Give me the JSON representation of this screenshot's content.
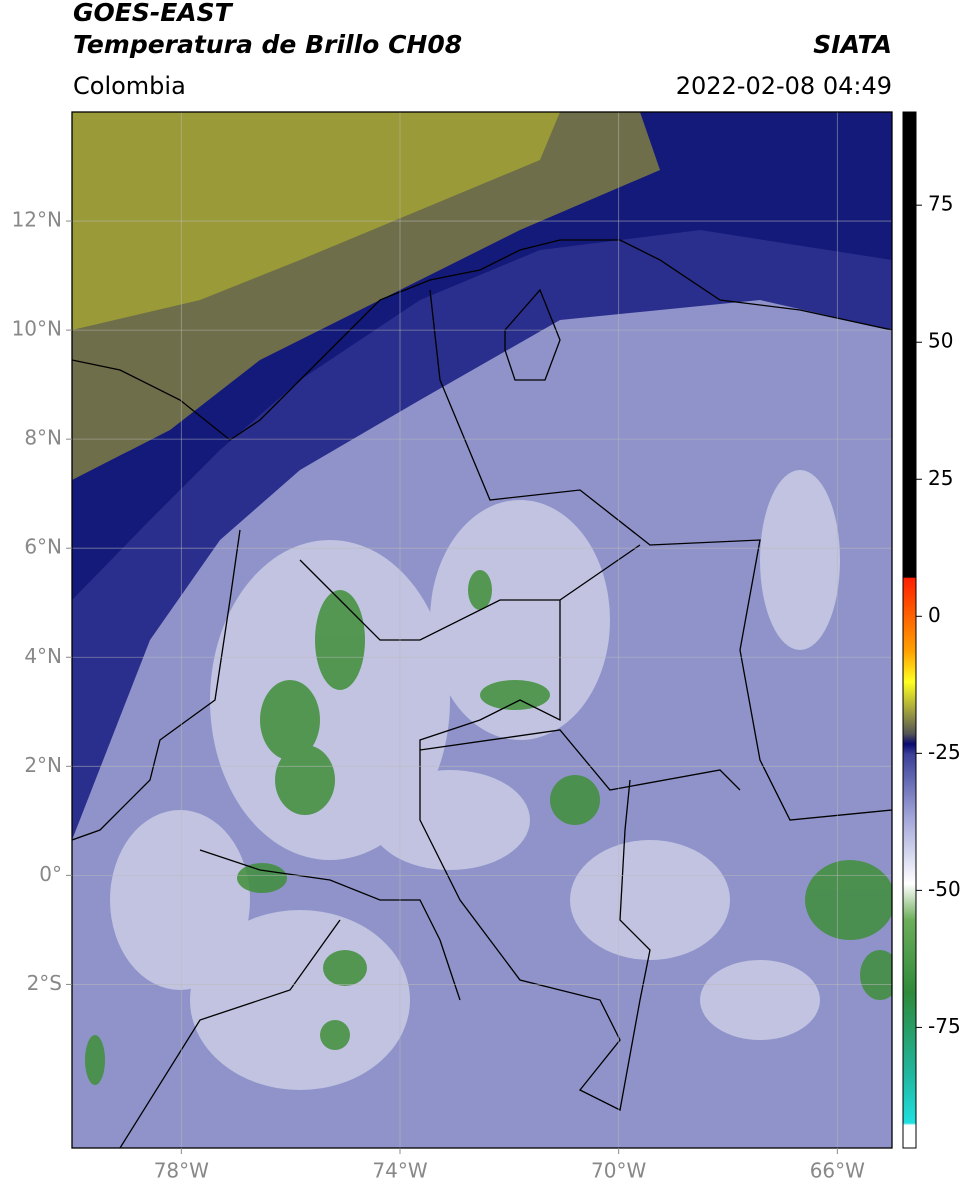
{
  "chart_data": {
    "type": "map",
    "title": "GOES-EAST",
    "subtitle": "Temperatura de Brillo CH08",
    "source": "SIATA",
    "region": "Colombia",
    "datetime": "2022-02-08 04:49",
    "xlim": [
      -80,
      -65
    ],
    "ylim": [
      -5,
      14
    ],
    "xticks": [
      {
        "value": -78,
        "label": "78°W"
      },
      {
        "value": -74,
        "label": "74°W"
      },
      {
        "value": -70,
        "label": "70°W"
      },
      {
        "value": -66,
        "label": "66°W"
      }
    ],
    "yticks": [
      {
        "value": 12,
        "label": "12°N"
      },
      {
        "value": 10,
        "label": "10°N"
      },
      {
        "value": 8,
        "label": "8°N"
      },
      {
        "value": 6,
        "label": "6°N"
      },
      {
        "value": 4,
        "label": "4°N"
      },
      {
        "value": 2,
        "label": "2°N"
      },
      {
        "value": 0,
        "label": "0°"
      },
      {
        "value": -2,
        "label": "2°S"
      }
    ],
    "grid": true,
    "colorbar": {
      "lim": [
        -97,
        92
      ],
      "ticks": [
        75,
        50,
        25,
        0,
        -25,
        -50,
        -75
      ]
    }
  }
}
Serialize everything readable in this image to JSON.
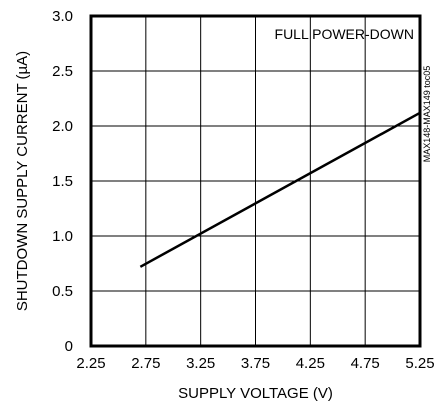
{
  "chart_data": {
    "type": "line",
    "annotation": "FULL POWER-DOWN",
    "side_id": "MAX148-MAX149 toc05",
    "xlabel": "SUPPLY VOLTAGE (V)",
    "ylabel": "SHUTDOWN SUPPLY CURRENT (µA)",
    "xlim": [
      2.25,
      5.25
    ],
    "ylim": [
      0,
      3.0
    ],
    "x_ticks": [
      2.25,
      2.75,
      3.25,
      3.75,
      4.25,
      4.75,
      5.25
    ],
    "x_tick_labels": [
      "2.25",
      "2.75",
      "3.25",
      "3.75",
      "4.25",
      "4.75",
      "5.25"
    ],
    "y_ticks": [
      0,
      0.5,
      1.0,
      1.5,
      2.0,
      2.5,
      3.0
    ],
    "y_tick_labels": [
      "0",
      "0.5",
      "1.0",
      "1.5",
      "2.0",
      "2.5",
      "3.0"
    ],
    "grid": true,
    "series": [
      {
        "x": [
          2.7,
          5.25
        ],
        "y": [
          0.72,
          2.12
        ]
      }
    ]
  }
}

········

> _Exercise brief_: Using the records above, output their complete text exactly, minus any images.

> _Complete output_:
Give me the JSON representation of this screenshot's content.
{
  "chart_data": {
    "type": "map",
    "title": "GOES-EAST",
    "subtitle": "Temperatura de Brillo CH08",
    "source": "SIATA",
    "region": "Colombia",
    "datetime": "2022-02-08 04:49",
    "xlim": [
      -80,
      -65
    ],
    "ylim": [
      -5,
      14
    ],
    "xticks": [
      {
        "value": -78,
        "label": "78°W"
      },
      {
        "value": -74,
        "label": "74°W"
      },
      {
        "value": -70,
        "label": "70°W"
      },
      {
        "value": -66,
        "label": "66°W"
      }
    ],
    "yticks": [
      {
        "value": 12,
        "label": "12°N"
      },
      {
        "value": 10,
        "label": "10°N"
      },
      {
        "value": 8,
        "label": "8°N"
      },
      {
        "value": 6,
        "label": "6°N"
      },
      {
        "value": 4,
        "label": "4°N"
      },
      {
        "value": 2,
        "label": "2°N"
      },
      {
        "value": 0,
        "label": "0°"
      },
      {
        "value": -2,
        "label": "2°S"
      }
    ],
    "grid": true,
    "colorbar": {
      "lim": [
        -97,
        92
      ],
      "ticks": [
        75,
        50,
        25,
        0,
        -25,
        -50,
        -75
      ]
    }
  }
}
Serialize everything readable in this image to JSON.
{
  "chart_data": {
    "type": "line",
    "annotation": "FULL POWER-DOWN",
    "side_id": "MAX148-MAX149 toc05",
    "xlabel": "SUPPLY VOLTAGE (V)",
    "ylabel": "SHUTDOWN SUPPLY CURRENT (µA)",
    "xlim": [
      2.25,
      5.25
    ],
    "ylim": [
      0,
      3.0
    ],
    "x_ticks": [
      2.25,
      2.75,
      3.25,
      3.75,
      4.25,
      4.75,
      5.25
    ],
    "x_tick_labels": [
      "2.25",
      "2.75",
      "3.25",
      "3.75",
      "4.25",
      "4.75",
      "5.25"
    ],
    "y_ticks": [
      0,
      0.5,
      1.0,
      1.5,
      2.0,
      2.5,
      3.0
    ],
    "y_tick_labels": [
      "0",
      "0.5",
      "1.0",
      "1.5",
      "2.0",
      "2.5",
      "3.0"
    ],
    "grid": true,
    "series": [
      {
        "x": [
          2.7,
          5.25
        ],
        "y": [
          0.72,
          2.12
        ]
      }
    ]
  }
}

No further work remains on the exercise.